» **THE PROBLEM**:
Repeat word for word the passage of the patent text on forming a wiring laminated structure that begins at the words "Description" and stops after "film transistor (TFT).".

» **TEXT SHOWN**:
Publication number: US20180255647A1
Application number: US15/760,752
Authority: US
Inventors: Atsushi Nakajima
Original assignee: Konica Minolta Inc
Current assignee: Konica Minolta Inc
Priority date: 2015-09-18
Filing date: 2016-08-18
Publication date: 2018-09-06
Also published as: EP3352537A1; JPWO2017047323A1; JP6787329B2; WO2017047323A1; EP3352537B1; EP3352537A4

Abstract

The problem of the present invention is to provide a method for forming a wiring laminated structure which enables forming a post electrode to protrude with a predetermined height on a lower electrode and to enable preventing interlayer connection failures or short defects, and the problem is solved by a method for forming a wiring laminated structure including impacting a droplet of a conductive ink discharged from a nozzle 11 of an inkjet head 10 onto a lower electrode 2 provided on a base material to form a post electrode with the use of the conductive ink, the conductive ink being a liquid repellent conductive ink which develops liquid repellency in the post electrode, and the post electrode being formed to protrude with a predetermined height on the lower electrode 2 by discharging the droplet under conditions that the droplet is not divided or the number of divided drop becomes one or less before the droplet impacts on the lower electrode 2.

Description

TECHNICAL FIELD

The present invention relates to a method for forming a wiring laminated structure, and more particularly to a method for forming a wiring laminated structure by which a post electrode can be formed to protrude with a predetermined height on a lower electrode and interlayer connection failures or short defects can be prevented.

BACKGROUND ART

With progress of research and development of printed electronics in recent years, the present inventor has been intensively studying an interlayer connecting method for assuredly electrically connecting upper and lower electrodes which are sterically arranged in a vertical direction on a base material through an insulating layer in a wiring laminated structure such as a printed circuit board (PCB), a flexible printed circuit board (FPC), or a thin film transistor (TFT).

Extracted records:

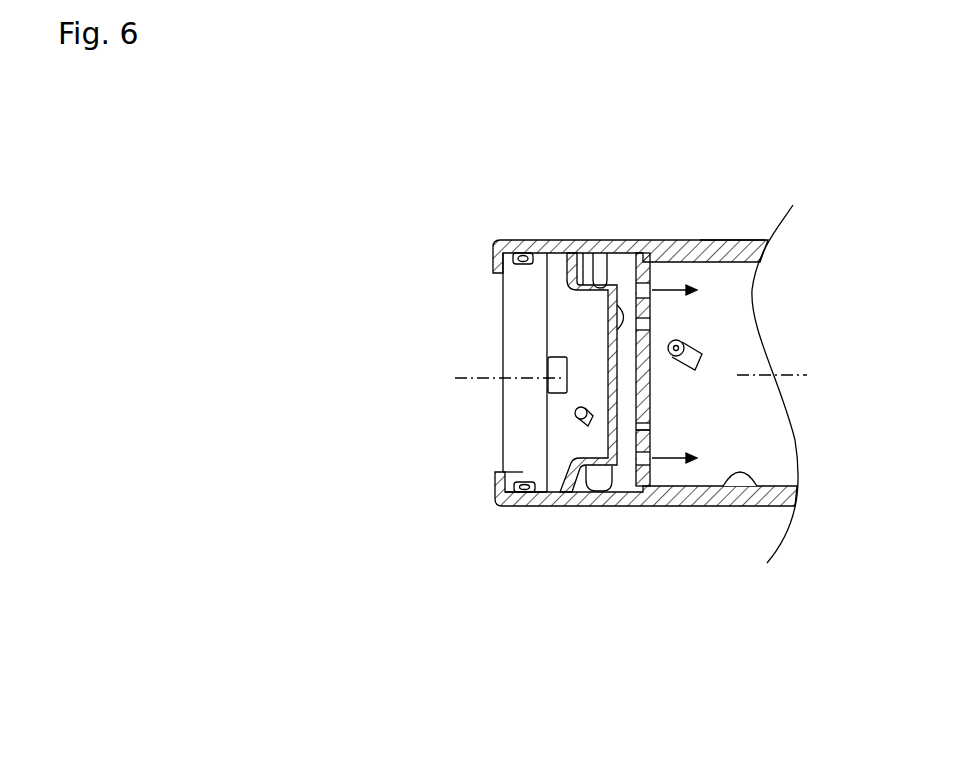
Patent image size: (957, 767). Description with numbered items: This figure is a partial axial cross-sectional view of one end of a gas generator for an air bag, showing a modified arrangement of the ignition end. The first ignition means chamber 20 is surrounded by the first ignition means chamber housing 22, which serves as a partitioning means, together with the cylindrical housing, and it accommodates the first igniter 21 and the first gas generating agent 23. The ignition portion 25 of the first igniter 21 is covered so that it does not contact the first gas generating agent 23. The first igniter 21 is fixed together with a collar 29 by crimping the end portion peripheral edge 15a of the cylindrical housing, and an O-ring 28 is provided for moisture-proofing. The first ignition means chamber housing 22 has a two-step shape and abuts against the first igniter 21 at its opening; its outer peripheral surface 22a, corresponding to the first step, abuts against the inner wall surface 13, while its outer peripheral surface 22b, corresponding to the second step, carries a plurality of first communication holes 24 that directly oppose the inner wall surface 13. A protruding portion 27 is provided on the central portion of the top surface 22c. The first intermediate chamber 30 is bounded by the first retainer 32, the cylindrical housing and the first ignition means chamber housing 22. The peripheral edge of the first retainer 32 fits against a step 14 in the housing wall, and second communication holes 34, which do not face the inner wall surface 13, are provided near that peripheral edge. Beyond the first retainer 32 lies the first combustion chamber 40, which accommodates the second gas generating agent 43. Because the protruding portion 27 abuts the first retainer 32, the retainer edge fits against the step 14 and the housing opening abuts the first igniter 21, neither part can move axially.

The inner wall surface 13 is at (722, 487).
The step 14 is at (648, 506).
The end portion peripheral edge 15a is at (495, 265).
The first ignition means chamber 20 is at (553, 448).
The first igniter 21 is at (503, 421).
The first ignition means chamber housing 22 is at (552, 401).
The outer peripheral surface 22a is at (557, 240).
The outer peripheral surface 22b is at (594, 290).
The top surface 22c is at (563, 316).
The first gas generating agent 23 is at (574, 414).
The first communication holes 24 is at (565, 435).
The ignition portion 25 is at (548, 366).
The protruding portion 27 is at (743, 242).
The O-ring 28 is at (524, 506).
The collar 29 is at (500, 488).
The first intermediate chamber 30 is at (636, 350).
The first retainer 32 is at (690, 387).
The second communication holes 34 is at (651, 432).
The first combustion chamber 40 is at (747, 335).
The second gas generating agent 43 is at (690, 352).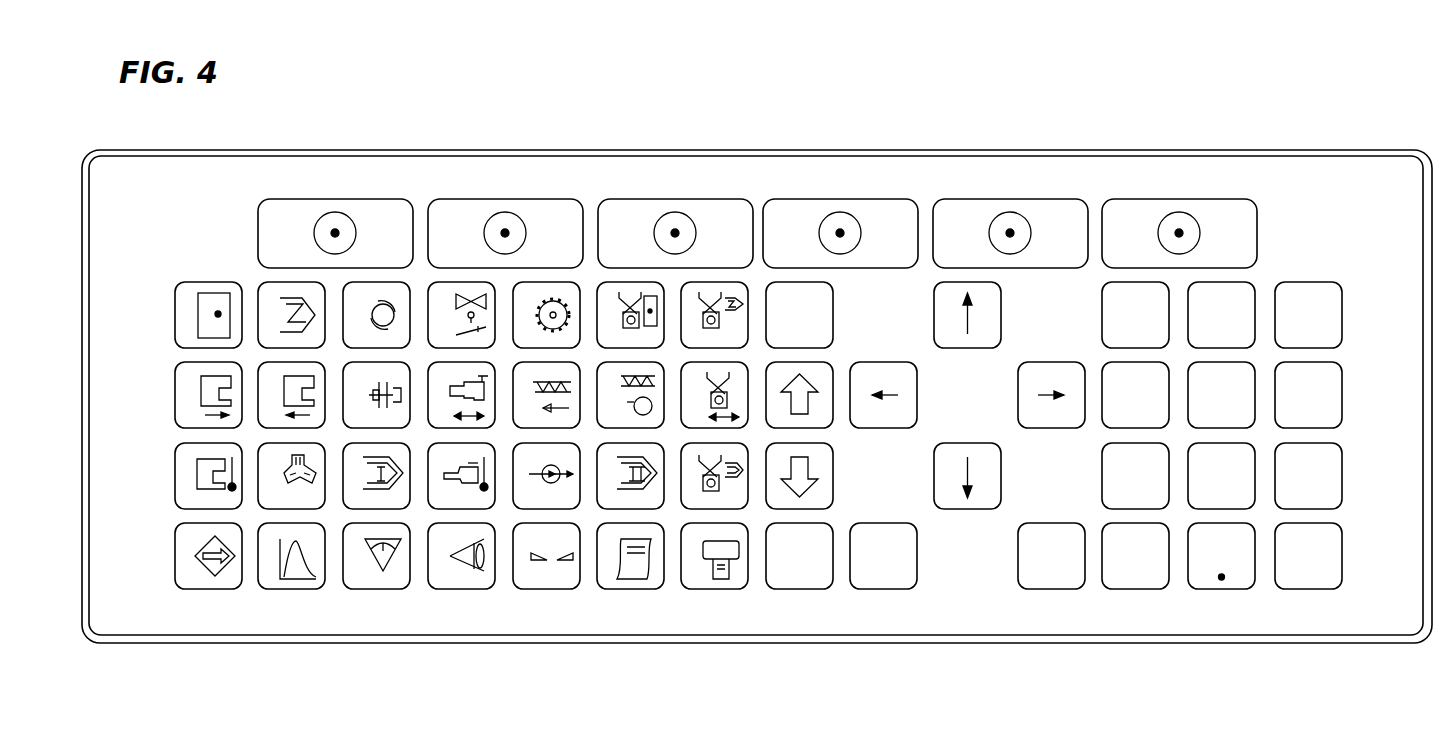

» **CORRECT OUTPUT**:
Description

TECHNICAL FIELD

The present invention relates to a method for forming a wiring laminated structure, and more particularly to a method for forming a wiring laminated structure by which a post electrode can be formed to protrude with a predetermined height on a lower electrode and interlayer connection failures or short defects can be prevented.

BACKGROUND ART

With progress of research and development of printed electronics in recent years, the present inventor has been intensively studying an interlayer connecting method for assuredly electrically connecting upper and lower electrodes which are sterically arranged in a vertical direction on a base material through an insulating layer in a wiring laminated structure such as a printed circuit board (PCB), a flexible printed circuit board (FPC), or a thin film transistor (TFT).